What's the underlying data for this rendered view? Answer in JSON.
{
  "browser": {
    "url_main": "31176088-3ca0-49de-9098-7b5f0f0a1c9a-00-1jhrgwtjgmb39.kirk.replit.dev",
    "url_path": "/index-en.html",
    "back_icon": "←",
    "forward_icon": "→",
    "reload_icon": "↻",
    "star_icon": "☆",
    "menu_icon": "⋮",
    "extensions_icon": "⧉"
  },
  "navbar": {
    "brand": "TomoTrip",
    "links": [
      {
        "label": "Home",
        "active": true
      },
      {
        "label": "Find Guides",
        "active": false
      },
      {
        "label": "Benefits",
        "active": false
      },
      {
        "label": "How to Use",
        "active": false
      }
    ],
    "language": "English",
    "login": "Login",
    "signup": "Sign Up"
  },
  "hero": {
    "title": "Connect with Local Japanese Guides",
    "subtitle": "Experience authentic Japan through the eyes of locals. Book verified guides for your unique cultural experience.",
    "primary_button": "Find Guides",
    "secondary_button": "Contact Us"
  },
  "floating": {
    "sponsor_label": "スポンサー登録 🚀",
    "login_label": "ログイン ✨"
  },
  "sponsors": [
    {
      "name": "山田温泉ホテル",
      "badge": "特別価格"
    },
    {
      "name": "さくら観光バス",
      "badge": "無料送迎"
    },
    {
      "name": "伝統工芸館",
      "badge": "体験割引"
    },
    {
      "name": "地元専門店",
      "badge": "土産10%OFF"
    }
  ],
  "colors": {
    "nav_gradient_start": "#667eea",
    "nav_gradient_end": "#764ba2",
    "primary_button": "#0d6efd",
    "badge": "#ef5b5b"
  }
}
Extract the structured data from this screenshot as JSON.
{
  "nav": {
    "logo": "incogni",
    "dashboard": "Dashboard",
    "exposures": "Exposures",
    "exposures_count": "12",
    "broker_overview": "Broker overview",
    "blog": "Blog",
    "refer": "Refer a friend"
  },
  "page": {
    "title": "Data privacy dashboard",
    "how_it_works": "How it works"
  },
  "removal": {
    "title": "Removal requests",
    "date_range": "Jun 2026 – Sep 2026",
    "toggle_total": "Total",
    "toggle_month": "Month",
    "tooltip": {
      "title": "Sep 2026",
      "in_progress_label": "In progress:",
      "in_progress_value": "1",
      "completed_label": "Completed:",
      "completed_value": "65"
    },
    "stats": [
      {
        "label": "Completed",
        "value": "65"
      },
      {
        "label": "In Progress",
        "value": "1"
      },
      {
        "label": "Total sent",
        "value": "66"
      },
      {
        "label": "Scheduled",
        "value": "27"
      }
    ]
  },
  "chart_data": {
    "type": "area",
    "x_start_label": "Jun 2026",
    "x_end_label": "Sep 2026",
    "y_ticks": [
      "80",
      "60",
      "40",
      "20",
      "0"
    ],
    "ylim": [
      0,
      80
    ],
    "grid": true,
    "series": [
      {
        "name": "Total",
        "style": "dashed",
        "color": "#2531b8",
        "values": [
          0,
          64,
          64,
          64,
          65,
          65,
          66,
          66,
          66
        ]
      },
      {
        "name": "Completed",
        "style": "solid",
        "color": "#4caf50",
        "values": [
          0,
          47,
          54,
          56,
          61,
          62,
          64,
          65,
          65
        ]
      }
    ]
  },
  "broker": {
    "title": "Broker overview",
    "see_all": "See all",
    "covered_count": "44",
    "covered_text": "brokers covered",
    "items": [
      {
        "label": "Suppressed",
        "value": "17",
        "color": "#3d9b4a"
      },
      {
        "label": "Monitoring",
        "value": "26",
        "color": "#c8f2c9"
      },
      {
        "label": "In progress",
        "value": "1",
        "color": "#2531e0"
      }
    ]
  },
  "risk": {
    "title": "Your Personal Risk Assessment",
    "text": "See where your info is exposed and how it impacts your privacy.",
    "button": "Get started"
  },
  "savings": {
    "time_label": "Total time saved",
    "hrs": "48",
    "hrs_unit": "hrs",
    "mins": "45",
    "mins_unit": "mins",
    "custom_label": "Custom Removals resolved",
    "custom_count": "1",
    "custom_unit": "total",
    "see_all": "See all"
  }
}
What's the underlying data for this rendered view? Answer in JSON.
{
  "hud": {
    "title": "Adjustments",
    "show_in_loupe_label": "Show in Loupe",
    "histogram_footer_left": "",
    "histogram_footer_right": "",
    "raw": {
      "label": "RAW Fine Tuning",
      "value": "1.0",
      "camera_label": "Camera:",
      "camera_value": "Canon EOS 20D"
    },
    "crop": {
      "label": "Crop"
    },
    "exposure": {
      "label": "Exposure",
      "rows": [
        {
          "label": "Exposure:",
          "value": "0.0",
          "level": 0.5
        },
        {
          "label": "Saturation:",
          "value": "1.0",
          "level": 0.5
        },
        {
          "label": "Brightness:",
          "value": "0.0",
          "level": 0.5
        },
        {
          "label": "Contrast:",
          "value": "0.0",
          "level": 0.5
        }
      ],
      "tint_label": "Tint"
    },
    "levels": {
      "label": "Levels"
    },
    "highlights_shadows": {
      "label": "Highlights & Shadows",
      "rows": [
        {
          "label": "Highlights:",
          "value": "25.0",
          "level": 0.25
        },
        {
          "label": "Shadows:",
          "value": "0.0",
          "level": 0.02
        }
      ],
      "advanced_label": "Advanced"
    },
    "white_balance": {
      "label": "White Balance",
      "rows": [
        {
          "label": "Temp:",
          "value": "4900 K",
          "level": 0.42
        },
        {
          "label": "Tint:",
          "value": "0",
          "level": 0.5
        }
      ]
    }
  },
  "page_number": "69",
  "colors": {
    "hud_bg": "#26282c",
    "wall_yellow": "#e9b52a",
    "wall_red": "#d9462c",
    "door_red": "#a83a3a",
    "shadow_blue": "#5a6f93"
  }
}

──────────

Problem requirements: Transcribe the data. Leave every line exactly as it is.

Solution for this task:
What's the underlying data for this rendered view? Answer in JSON.
{
  "browser": {
    "url_main": "31176088-3ca0-49de-9098-7b5f0f0a1c9a-00-1jhrgwtjgmb39.kirk.replit.dev",
    "url_path": "/index-en.html",
    "back_icon": "←",
    "forward_icon": "→",
    "reload_icon": "↻",
    "star_icon": "☆",
    "menu_icon": "⋮",
    "extensions_icon": "⧉"
  },
  "navbar": {
    "brand": "TomoTrip",
    "links": [
      {
        "label": "Home",
        "active": true
      },
      {
        "label": "Find Guides",
        "active": false
      },
      {
        "label": "Benefits",
        "active": false
      },
      {
        "label": "How to Use",
        "active": false
      }
    ],
    "language": "English",
    "login": "Login",
    "signup": "Sign Up"
  },
  "hero": {
    "title": "Connect with Local Japanese Guides",
    "subtitle": "Experience authentic Japan through the eyes of locals. Book verified guides for your unique cultural experience.",
    "primary_button": "Find Guides",
    "secondary_button": "Contact Us"
  },
  "floating": {
    "sponsor_label": "スポンサー登録 🚀",
    "login_label": "ログイン ✨"
  },
  "sponsors": [
    {
      "name": "山田温泉ホテル",
      "badge": "特別価格"
    },
    {
      "name": "さくら観光バス",
      "badge": "無料送迎"
    },
    {
      "name": "伝統工芸館",
      "badge": "体験割引"
    },
    {
      "name": "地元専門店",
      "badge": "土産10%OFF"
    }
  ],
  "colors": {
    "nav_gradient_start": "#667eea",
    "nav_gradient_end": "#764ba2",
    "primary_button": "#0d6efd",
    "badge": "#ef5b5b"
  }
}
Extract the structured data from this screenshot as JSON.
{
  "nav": {
    "logo": "incogni",
    "dashboard": "Dashboard",
    "exposures": "Exposures",
    "exposures_count": "12",
    "broker_overview": "Broker overview",
    "blog": "Blog",
    "refer": "Refer a friend"
  },
  "page": {
    "title": "Data privacy dashboard",
    "how_it_works": "How it works"
  },
  "removal": {
    "title": "Removal requests",
    "date_range": "Jun 2026 – Sep 2026",
    "toggle_total": "Total",
    "toggle_month": "Month",
    "tooltip": {
      "title": "Sep 2026",
      "in_progress_label": "In progress:",
      "in_progress_value": "1",
      "completed_label": "Completed:",
      "completed_value": "65"
    },
    "stats": [
      {
        "label": "Completed",
        "value": "65"
      },
      {
        "label": "In Progress",
        "value": "1"
      },
      {
        "label": "Total sent",
        "value": "66"
      },
      {
        "label": "Scheduled",
        "value": "27"
      }
    ]
  },
  "chart_data": {
    "type": "area",
    "x_start_label": "Jun 2026",
    "x_end_label": "Sep 2026",
    "y_ticks": [
      "80",
      "60",
      "40",
      "20",
      "0"
    ],
    "ylim": [
      0,
      80
    ],
    "grid": true,
    "series": [
      {
        "name": "Total",
        "style": "dashed",
        "color": "#2531b8",
        "values": [
          0,
          64,
          64,
          64,
          65,
          65,
          66,
          66,
          66
        ]
      },
      {
        "name": "Completed",
        "style": "solid",
        "color": "#4caf50",
        "values": [
          0,
          47,
          54,
          56,
          61,
          62,
          64,
          65,
          65
        ]
      }
    ]
  },
  "broker": {
    "title": "Broker overview",
    "see_all": "See all",
    "covered_count": "44",
    "covered_text": "brokers covered",
    "items": [
      {
        "label": "Suppressed",
        "value": "17",
        "color": "#3d9b4a"
      },
      {
        "label": "Monitoring",
        "value": "26",
        "color": "#c8f2c9"
      },
      {
        "label": "In progress",
        "value": "1",
        "color": "#2531e0"
      }
    ]
  },
  "risk": {
    "title": "Your Personal Risk Assessment",
    "text": "See where your info is exposed and how it impacts your privacy.",
    "button": "Get started"
  },
  "savings": {
    "time_label": "Total time saved",
    "hrs": "48",
    "hrs_unit": "hrs",
    "mins": "45",
    "mins_unit": "mins",
    "custom_label": "Custom Removals resolved",
    "custom_count": "1",
    "custom_unit": "total",
    "see_all": "See all"
  }
}
What's the underlying data for this rendered view? Answer in JSON.
{
  "hud": {
    "title": "Adjustments",
    "show_in_loupe_label": "Show in Loupe",
    "histogram_footer_left": "",
    "histogram_footer_right": "",
    "raw": {
      "label": "RAW Fine Tuning",
      "value": "1.0",
      "camera_label": "Camera:",
      "camera_value": "Canon EOS 20D"
    },
    "crop": {
      "label": "Crop"
    },
    "exposure": {
      "label": "Exposure",
      "rows": [
        {
          "label": "Exposure:",
          "value": "0.0",
          "level": 0.5
        },
        {
          "label": "Saturation:",
          "value": "1.0",
          "level": 0.5
        },
        {
          "label": "Brightness:",
          "value": "0.0",
          "level": 0.5
        },
        {
          "label": "Contrast:",
          "value": "0.0",
          "level": 0.5
        }
      ],
      "tint_label": "Tint"
    },
    "levels": {
      "label": "Levels"
    },
    "highlights_shadows": {
      "label": "Highlights & Shadows",
      "rows": [
        {
          "label": "Highlights:",
          "value": "25.0",
          "level": 0.25
        },
        {
          "label": "Shadows:",
          "value": "0.0",
          "level": 0.02
        }
      ],
      "advanced_label": "Advanced"
    },
    "white_balance": {
      "label": "White Balance",
      "rows": [
        {
          "label": "Temp:",
          "value": "4900 K",
          "level": 0.42
        },
        {
          "label": "Tint:",
          "value": "0",
          "level": 0.5
        }
      ]
    }
  },
  "page_number": "69",
  "colors": {
    "hud_bg": "#26282c",
    "wall_yellow": "#e9b52a",
    "wall_red": "#d9462c",
    "door_red": "#a83a3a",
    "shadow_blue": "#5a6f93"
  }
}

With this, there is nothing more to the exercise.